• [EXERCISE OBJECTIVE]
Transcribe the listing that follows exactly, from its first line to its last.

RECORDS FOR THE TASK Block Start

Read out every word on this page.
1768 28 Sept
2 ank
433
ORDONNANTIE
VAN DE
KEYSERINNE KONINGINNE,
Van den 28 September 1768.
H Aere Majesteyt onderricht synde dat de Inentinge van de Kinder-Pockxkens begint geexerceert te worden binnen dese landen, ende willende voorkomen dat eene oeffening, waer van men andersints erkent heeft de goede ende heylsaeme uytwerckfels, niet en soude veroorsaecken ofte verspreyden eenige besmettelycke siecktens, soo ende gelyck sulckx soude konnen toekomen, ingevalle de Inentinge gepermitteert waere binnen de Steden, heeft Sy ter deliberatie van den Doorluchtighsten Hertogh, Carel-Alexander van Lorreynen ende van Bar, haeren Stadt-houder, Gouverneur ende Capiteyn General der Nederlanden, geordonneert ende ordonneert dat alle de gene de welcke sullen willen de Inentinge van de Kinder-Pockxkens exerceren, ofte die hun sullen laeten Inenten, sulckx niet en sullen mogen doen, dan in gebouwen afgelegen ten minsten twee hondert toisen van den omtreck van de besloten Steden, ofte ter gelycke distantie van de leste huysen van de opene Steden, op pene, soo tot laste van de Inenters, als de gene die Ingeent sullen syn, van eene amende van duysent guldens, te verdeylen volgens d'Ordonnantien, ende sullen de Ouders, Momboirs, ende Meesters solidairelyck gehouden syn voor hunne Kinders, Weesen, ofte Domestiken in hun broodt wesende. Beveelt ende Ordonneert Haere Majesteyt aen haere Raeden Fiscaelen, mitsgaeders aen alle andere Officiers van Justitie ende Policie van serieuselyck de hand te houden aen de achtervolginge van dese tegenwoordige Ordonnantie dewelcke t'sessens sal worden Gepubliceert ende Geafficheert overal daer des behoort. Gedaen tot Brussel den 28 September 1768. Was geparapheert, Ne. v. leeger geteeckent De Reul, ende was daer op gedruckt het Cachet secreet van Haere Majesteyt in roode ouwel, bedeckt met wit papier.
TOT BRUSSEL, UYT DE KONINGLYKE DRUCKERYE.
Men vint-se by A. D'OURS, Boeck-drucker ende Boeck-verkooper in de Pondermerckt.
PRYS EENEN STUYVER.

RECORDS FOR THE TASK Block End

• [SOLUTION FOR THIS EXERCISE]
Read out every word on this page.
1768 28 Sept
2 ank
433
ORDONNANTIE
VAN DE
KEYSERINNE KONINGINNE,
Van den 28 September 1768.
H Aere Majesteyt onderricht synde dat de Inentinge van de Kinder-Pockxkens begint geexerceert te worden binnen dese landen, ende willende voorkomen dat eene oeffening, waer van men andersints erkent heeft de goede ende heylsaeme uytwerckfels, niet en soude veroorsaecken ofte verspreyden eenige besmettelycke siecktens, soo ende gelyck sulckx soude konnen toekomen, ingevalle de Inentinge gepermitteert waere binnen de Steden, heeft Sy ter deliberatie van den Doorluchtighsten Hertogh, Carel-Alexander van Lorreynen ende van Bar, haeren Stadt-houder, Gouverneur ende Capiteyn General der Nederlanden, geordonneert ende ordonneert dat alle de gene de welcke sullen willen de Inentinge van de Kinder-Pockxkens exerceren, ofte die hun sullen laeten Inenten, sulckx niet en sullen mogen doen, dan in gebouwen afgelegen ten minsten twee hondert toisen van den omtreck van de besloten Steden, ofte ter gelycke distantie van de leste huysen van de opene Steden, op pene, soo tot laste van de Inenters, als de gene die Ingeent sullen syn, van eene amende van duysent guldens, te verdeylen volgens d'Ordonnantien, ende sullen de Ouders, Momboirs, ende Meesters solidairelyck gehouden syn voor hunne Kinders, Weesen, ofte Domestiken in hun broodt wesende. Beveelt ende Ordonneert Haere Majesteyt aen haere Raeden Fiscaelen, mitsgaeders aen alle andere Officiers van Justitie ende Policie van serieuselyck de hand te houden aen de achtervolginge van dese tegenwoordige Ordonnantie dewelcke t'sessens sal worden Gepubliceert ende Geafficheert overal daer des behoort. Gedaen tot Brussel den 28 September 1768. Was geparapheert, Ne. v. leeger geteeckent De Reul, ende was daer op gedruckt het Cachet secreet van Haere Majesteyt in roode ouwel, bedeckt met wit papier.
TOT BRUSSEL, UYT DE KONINGLYKE DRUCKERYE.
Men vint-se by A. D'OURS, Boeck-drucker ende Boeck-verkooper in de Pondermerckt.
PRYS EENEN STUYVER.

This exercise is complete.